Entries follow. Set all of them down as they stand.

··· Entries

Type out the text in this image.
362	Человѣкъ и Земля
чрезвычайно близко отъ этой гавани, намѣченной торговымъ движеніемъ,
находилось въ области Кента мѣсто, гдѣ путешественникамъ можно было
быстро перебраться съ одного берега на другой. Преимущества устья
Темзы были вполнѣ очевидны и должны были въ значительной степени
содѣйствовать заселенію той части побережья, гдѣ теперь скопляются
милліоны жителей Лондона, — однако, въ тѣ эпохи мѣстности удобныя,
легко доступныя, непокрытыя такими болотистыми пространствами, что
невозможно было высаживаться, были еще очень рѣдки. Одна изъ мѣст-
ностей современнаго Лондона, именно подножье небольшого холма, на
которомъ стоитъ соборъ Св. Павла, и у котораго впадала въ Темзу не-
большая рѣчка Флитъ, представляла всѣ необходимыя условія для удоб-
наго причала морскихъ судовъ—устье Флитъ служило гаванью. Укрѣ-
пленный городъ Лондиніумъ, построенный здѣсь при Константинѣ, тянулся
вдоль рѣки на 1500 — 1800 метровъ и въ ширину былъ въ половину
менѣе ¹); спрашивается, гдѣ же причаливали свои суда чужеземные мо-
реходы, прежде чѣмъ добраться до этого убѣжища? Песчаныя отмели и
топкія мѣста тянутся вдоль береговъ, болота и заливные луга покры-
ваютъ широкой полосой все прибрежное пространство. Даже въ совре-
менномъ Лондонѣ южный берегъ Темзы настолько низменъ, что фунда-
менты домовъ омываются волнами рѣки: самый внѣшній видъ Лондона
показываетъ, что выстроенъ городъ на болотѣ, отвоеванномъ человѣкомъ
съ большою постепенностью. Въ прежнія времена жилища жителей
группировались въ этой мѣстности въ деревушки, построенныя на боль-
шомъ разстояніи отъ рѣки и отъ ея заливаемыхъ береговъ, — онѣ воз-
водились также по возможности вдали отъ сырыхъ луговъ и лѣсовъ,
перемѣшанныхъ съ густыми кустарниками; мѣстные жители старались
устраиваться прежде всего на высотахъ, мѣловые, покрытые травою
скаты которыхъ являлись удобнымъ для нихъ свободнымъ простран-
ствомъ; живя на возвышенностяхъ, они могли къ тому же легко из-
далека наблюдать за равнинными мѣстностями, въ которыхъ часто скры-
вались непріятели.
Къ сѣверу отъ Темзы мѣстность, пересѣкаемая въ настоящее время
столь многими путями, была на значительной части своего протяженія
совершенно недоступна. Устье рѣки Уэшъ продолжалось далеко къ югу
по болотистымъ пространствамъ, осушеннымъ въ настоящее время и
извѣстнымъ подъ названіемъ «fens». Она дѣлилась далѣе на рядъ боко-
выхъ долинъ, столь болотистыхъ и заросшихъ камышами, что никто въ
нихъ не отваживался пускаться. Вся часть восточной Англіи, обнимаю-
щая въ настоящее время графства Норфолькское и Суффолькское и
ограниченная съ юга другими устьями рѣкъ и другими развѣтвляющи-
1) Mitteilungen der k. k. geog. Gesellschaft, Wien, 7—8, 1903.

······

▶ [Answer to this exercise]:
Type out the text in this image.
362	Человѣкъ и Земля
чрезвычайно близко отъ этой гавани, намѣченной торговымъ движеніемъ,
находилось въ области Кента мѣсто, гдѣ путешественникамъ можно было
быстро перебраться съ одного берега на другой. Преимущества устья
Темзы были вполнѣ очевидны и должны были въ значительной степени
содѣйствовать заселенію той части побережья, гдѣ теперь скопляются
милліоны жителей Лондона, — однако, въ тѣ эпохи мѣстности удобныя,
легко доступныя, непокрытыя такими болотистыми пространствами, что
невозможно было высаживаться, были еще очень рѣдки. Одна изъ мѣст-
ностей современнаго Лондона, именно подножье небольшого холма, на
которомъ стоитъ соборъ Св. Павла, и у котораго впадала въ Темзу не-
большая рѣчка Флитъ, представляла всѣ необходимыя условія для удоб-
наго причала морскихъ судовъ—устье Флитъ служило гаванью. Укрѣ-
пленный городъ Лондиніумъ, построенный здѣсь при Константинѣ, тянулся
вдоль рѣки на 1500 — 1800 метровъ и въ ширину былъ въ половину
менѣе ¹); спрашивается, гдѣ же причаливали свои суда чужеземные мо-
реходы, прежде чѣмъ добраться до этого убѣжища? Песчаныя отмели и
топкія мѣста тянутся вдоль береговъ, болота и заливные луга покры-
ваютъ широкой полосой все прибрежное пространство. Даже въ совре-
менномъ Лондонѣ южный берегъ Темзы настолько низменъ, что фунда-
менты домовъ омываются волнами рѣки: самый внѣшній видъ Лондона
показываетъ, что выстроенъ городъ на болотѣ, отвоеванномъ человѣкомъ
съ большою постепенностью. Въ прежнія времена жилища жителей
группировались въ этой мѣстности въ деревушки, построенныя на боль-
шомъ разстояніи отъ рѣки и отъ ея заливаемыхъ береговъ, — онѣ воз-
водились также по возможности вдали отъ сырыхъ луговъ и лѣсовъ,
перемѣшанныхъ съ густыми кустарниками; мѣстные жители старались
устраиваться прежде всего на высотахъ, мѣловые, покрытые травою
скаты которыхъ являлись удобнымъ для нихъ свободнымъ простран-
ствомъ; живя на возвышенностяхъ, они могли къ тому же легко из-
далека наблюдать за равнинными мѣстностями, въ которыхъ часто скры-
вались непріятели.
Къ сѣверу отъ Темзы мѣстность, пересѣкаемая въ настоящее время
столь многими путями, была на значительной части своего протяженія
совершенно недоступна. Устье рѣки Уэшъ продолжалось далеко къ югу
по болотистымъ пространствамъ, осушеннымъ въ настоящее время и
извѣстнымъ подъ названіемъ «fens». Она дѣлилась далѣе на рядъ боко-
выхъ долинъ, столь болотистыхъ и заросшихъ камышами, что никто въ
нихъ не отваживался пускаться. Вся часть восточной Англіи, обнимаю-
щая въ настоящее время графства Норфолькское и Суффолькское и
ограниченная съ юга другими устьями рѣкъ и другими развѣтвляющи-
1) Mitteilungen der k. k. geog. Gesellschaft, Wien, 7—8, 1903.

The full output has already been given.